**Written request:**
Copy out the records precisely, omitting pictures.

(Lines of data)
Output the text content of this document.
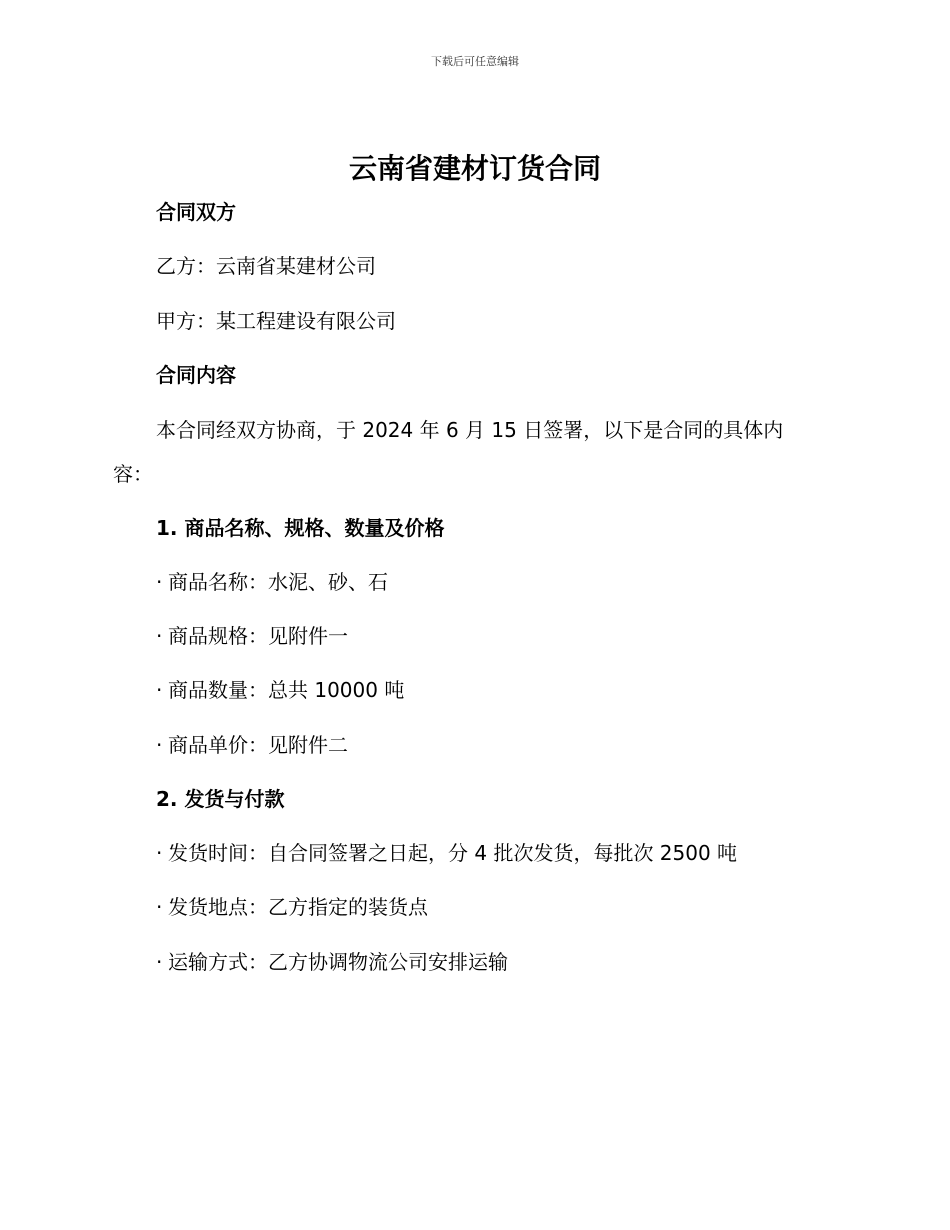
下载后可任意编辑
云南省建材订货合同

合同双方

乙方：云南省某建材公司

甲方：某工程建设有限公司

合同内容

本合同经双方协商，于 2024 年 6 月 15 日签署，以下是合同的具体内

容：

1. 商品名称、规格、数量及价格

· 商品名称：水泥、砂、石

· 商品规格：见附件一

· 商品数量：总共 10000 吨

· 商品单价：见附件二

2. 发货与付款

· 发货时间：自合同签署之日起，分 4 批次发货，每批次 2500 吨

· 发货地点：乙方指定的装货点

· 运输方式：乙方协调物流公司安排运输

**Written answer:**
Output the text content of this document.
下载后可任意编辑
云南省建材订货合同

合同双方

乙方：云南省某建材公司

甲方：某工程建设有限公司

合同内容

本合同经双方协商，于 2024 年 6 月 15 日签署，以下是合同的具体内

容：

1. 商品名称、规格、数量及价格

· 商品名称：水泥、砂、石

· 商品规格：见附件一

· 商品数量：总共 10000 吨

· 商品单价：见附件二

2. 发货与付款

· 发货时间：自合同签署之日起，分 4 批次发货，每批次 2500 吨

· 发货地点：乙方指定的装货点

· 运输方式：乙方协调物流公司安排运输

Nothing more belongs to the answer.